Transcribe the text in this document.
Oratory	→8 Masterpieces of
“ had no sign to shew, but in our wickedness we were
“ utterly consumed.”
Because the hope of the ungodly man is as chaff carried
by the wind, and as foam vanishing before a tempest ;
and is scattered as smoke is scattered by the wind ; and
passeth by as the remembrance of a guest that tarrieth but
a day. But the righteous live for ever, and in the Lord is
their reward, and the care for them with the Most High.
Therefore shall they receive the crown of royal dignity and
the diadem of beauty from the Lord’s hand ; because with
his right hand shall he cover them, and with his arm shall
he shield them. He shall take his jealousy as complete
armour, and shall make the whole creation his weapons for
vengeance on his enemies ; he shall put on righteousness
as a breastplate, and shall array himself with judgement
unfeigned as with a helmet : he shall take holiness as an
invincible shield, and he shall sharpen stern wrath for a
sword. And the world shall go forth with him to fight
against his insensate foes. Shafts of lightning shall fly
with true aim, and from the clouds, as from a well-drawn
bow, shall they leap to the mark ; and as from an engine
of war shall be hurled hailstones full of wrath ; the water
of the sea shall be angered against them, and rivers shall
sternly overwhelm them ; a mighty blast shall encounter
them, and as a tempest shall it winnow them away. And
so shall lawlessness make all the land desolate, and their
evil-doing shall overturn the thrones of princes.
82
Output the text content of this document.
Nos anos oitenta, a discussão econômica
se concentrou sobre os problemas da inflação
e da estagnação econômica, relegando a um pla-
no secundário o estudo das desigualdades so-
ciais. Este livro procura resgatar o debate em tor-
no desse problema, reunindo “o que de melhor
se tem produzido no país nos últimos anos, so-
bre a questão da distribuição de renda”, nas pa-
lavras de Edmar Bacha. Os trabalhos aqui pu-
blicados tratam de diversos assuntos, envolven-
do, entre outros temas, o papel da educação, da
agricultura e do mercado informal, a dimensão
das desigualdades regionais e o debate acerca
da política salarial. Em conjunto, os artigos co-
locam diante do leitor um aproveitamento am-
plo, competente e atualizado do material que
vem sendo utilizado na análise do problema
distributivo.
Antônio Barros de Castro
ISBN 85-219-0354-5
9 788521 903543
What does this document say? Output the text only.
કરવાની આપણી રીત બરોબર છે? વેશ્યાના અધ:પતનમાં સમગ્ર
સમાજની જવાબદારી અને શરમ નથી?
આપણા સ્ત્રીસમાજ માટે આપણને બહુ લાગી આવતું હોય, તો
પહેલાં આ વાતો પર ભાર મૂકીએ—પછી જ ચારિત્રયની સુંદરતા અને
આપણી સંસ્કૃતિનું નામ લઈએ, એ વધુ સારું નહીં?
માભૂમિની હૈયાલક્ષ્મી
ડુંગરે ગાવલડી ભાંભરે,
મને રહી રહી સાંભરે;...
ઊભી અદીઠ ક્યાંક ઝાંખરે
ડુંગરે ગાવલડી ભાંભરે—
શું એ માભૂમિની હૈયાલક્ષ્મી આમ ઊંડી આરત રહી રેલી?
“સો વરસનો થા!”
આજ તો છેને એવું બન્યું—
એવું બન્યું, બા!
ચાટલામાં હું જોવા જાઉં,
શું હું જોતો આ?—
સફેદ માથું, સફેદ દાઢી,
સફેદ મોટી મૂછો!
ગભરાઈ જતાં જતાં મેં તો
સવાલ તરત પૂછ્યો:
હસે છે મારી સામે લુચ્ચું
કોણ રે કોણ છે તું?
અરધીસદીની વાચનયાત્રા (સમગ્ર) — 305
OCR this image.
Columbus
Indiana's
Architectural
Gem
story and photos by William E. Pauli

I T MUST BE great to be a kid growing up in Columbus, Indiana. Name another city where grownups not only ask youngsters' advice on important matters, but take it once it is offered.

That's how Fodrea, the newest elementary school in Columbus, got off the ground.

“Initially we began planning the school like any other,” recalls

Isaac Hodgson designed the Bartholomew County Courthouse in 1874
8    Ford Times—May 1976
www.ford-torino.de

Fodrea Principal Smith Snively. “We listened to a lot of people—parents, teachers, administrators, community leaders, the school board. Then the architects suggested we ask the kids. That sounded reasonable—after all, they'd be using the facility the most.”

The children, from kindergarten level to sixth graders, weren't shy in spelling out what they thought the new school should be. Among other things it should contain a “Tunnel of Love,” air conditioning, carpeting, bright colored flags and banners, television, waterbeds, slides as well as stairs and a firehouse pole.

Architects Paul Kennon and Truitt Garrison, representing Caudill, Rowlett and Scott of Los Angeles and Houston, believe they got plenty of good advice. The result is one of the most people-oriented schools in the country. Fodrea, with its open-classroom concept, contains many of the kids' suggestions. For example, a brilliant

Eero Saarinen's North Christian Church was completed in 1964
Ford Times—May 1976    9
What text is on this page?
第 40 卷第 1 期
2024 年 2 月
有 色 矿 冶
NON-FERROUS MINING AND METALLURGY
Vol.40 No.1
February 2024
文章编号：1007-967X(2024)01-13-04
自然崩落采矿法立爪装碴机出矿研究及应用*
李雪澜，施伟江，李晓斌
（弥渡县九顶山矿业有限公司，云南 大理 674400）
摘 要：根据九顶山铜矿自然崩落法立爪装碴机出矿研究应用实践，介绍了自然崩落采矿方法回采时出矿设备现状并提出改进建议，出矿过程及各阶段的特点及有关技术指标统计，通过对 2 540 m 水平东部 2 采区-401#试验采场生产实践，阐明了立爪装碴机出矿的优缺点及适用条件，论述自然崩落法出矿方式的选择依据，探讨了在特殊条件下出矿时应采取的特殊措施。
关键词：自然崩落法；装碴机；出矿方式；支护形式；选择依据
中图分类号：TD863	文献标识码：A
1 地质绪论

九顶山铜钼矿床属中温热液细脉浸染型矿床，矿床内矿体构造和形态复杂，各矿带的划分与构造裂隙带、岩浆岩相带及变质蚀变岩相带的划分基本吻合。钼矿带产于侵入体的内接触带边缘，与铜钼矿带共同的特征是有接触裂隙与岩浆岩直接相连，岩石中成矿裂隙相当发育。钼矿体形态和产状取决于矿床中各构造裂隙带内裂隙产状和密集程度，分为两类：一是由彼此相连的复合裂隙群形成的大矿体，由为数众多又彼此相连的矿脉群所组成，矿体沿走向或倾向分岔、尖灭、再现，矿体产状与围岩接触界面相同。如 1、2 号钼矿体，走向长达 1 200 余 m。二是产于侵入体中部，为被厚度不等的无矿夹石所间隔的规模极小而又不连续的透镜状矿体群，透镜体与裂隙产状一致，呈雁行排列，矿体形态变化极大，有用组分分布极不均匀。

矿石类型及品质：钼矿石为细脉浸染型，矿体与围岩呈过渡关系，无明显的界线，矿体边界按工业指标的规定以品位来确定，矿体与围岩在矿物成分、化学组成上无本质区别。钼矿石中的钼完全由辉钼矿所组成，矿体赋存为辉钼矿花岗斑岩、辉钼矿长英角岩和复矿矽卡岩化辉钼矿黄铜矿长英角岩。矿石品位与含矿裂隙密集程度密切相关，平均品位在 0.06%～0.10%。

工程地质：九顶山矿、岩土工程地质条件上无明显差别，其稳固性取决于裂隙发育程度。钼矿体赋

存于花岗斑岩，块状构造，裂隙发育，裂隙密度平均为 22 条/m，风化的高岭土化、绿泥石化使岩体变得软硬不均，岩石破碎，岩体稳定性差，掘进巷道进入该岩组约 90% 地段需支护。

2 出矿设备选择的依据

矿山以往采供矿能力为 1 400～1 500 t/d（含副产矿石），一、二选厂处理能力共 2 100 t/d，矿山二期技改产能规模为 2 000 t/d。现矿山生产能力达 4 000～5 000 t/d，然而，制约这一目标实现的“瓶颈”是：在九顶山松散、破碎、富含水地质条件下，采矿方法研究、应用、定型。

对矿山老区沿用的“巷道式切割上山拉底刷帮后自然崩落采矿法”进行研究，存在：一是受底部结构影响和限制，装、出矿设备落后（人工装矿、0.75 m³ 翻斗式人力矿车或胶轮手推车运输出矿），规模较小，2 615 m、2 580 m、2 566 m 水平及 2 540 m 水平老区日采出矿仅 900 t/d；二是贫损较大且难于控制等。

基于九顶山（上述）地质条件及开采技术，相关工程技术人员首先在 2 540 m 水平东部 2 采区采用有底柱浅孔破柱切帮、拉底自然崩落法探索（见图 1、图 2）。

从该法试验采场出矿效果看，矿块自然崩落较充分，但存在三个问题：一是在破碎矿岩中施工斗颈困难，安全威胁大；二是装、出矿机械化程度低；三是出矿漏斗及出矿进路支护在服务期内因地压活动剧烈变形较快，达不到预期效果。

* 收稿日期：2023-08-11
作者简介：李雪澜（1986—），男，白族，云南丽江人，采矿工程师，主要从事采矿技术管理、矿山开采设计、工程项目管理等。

========================================================================

■ Stated exercise ■
Show every line above in which the word "debate" occurs.

■ Completed task ■
ciais. Este livro procura resgatar o debate em tor-
das desigualdades regionais e o debate acerca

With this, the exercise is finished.